- Exercise -
Output the lines that follow exactly as they are.

- Records supplied -
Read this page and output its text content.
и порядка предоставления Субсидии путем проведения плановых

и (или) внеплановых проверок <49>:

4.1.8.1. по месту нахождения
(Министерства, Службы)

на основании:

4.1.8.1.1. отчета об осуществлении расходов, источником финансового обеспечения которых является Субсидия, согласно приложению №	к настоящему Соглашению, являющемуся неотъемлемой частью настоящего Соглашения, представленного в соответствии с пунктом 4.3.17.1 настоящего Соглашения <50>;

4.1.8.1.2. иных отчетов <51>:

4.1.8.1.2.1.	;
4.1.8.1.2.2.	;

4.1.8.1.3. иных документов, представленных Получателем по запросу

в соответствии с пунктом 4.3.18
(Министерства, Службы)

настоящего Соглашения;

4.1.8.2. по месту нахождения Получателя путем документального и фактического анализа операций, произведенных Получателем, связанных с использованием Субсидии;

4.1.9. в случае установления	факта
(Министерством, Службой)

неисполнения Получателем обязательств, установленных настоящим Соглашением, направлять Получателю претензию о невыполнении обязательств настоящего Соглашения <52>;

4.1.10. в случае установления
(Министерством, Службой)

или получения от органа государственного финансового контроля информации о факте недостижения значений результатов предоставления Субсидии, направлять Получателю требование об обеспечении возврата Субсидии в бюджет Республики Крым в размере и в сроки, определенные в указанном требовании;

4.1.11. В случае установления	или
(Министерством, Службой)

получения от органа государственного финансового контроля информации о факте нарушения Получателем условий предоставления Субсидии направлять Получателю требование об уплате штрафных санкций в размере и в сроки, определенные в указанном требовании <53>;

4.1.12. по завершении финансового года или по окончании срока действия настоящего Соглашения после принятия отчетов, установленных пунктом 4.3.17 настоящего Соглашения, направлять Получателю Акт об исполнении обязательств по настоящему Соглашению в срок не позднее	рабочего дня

- Reply to the task -
Read this page and output its text content.
и порядка предоставления Субсидии путем проведения плановых

и (или) внеплановых проверок <49>:

4.1.8.1. по месту нахождения
(Министерства, Службы)

на основании:

4.1.8.1.1. отчета об осуществлении расходов, источником финансового обеспечения которых является Субсидия, согласно приложению №	к настоящему Соглашению, являющемуся неотъемлемой частью настоящего Соглашения, представленного в соответствии с пунктом 4.3.17.1 настоящего Соглашения <50>;

4.1.8.1.2. иных отчетов <51>:

4.1.8.1.2.1.	;
4.1.8.1.2.2.	;

4.1.8.1.3. иных документов, представленных Получателем по запросу

в соответствии с пунктом 4.3.18
(Министерства, Службы)

настоящего Соглашения;

4.1.8.2. по месту нахождения Получателя путем документального и фактического анализа операций, произведенных Получателем, связанных с использованием Субсидии;

4.1.9. в случае установления	факта
(Министерством, Службой)

неисполнения Получателем обязательств, установленных настоящим Соглашением, направлять Получателю претензию о невыполнении обязательств настоящего Соглашения <52>;

4.1.10. в случае установления
(Министерством, Службой)

или получения от органа государственного финансового контроля информации о факте недостижения значений результатов предоставления Субсидии, направлять Получателю требование об обеспечении возврата Субсидии в бюджет Республики Крым в размере и в сроки, определенные в указанном требовании;

4.1.11. В случае установления	или
(Министерством, Службой)

получения от органа государственного финансового контроля информации о факте нарушения Получателем условий предоставления Субсидии направлять Получателю требование об уплате штрафных санкций в размере и в сроки, определенные в указанном требовании <53>;

4.1.12. по завершении финансового года или по окончании срока действия настоящего Соглашения после принятия отчетов, установленных пунктом 4.3.17 настоящего Соглашения, направлять Получателю Акт об исполнении обязательств по настоящему Соглашению в срок не позднее	рабочего дня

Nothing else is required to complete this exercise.